*WHAT THE EXERCISE ASKS*.
All of the records below must be output exactly, with no pictures carried over.

A run of records:
## begin

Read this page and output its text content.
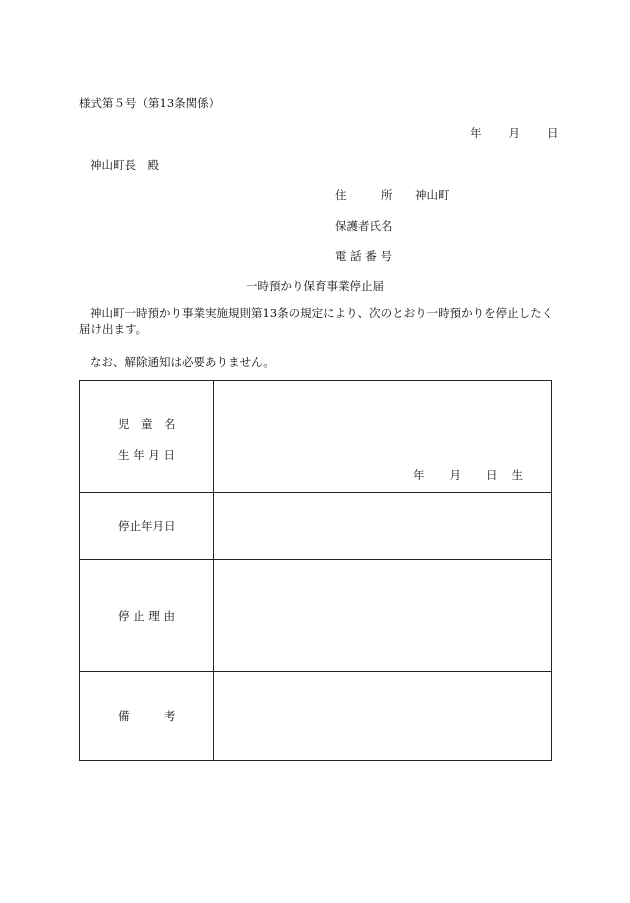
様式第５号（第13条関係）
年 月 日
神山町長　殿
住　　　所 神山町
保護者氏名
電 話 番 号
一時預かり保育事業停止届
神山町一時預かり事業実施規則第13条の規定により、次のとおり一時預かりを停止したく届け出ます。
なお、解除通知は必要ありません。
児　童　名
生 年 月 日	年 月 日 生

停止年月日	

停 止 理 由	

備　　　考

## end

*SOLUTION TO THIS EXERCISE*.
Read this page and output its text content.
様式第５号（第13条関係）
年 月 日
神山町長　殿
住　　　所 神山町
保護者氏名
電 話 番 号
一時預かり保育事業停止届
神山町一時預かり事業実施規則第13条の規定により、次のとおり一時預かりを停止したく届け出ます。
なお、解除通知は必要ありません。
児　童　名
生 年 月 日	年 月 日 生

停止年月日	

停 止 理 由	

備　　　考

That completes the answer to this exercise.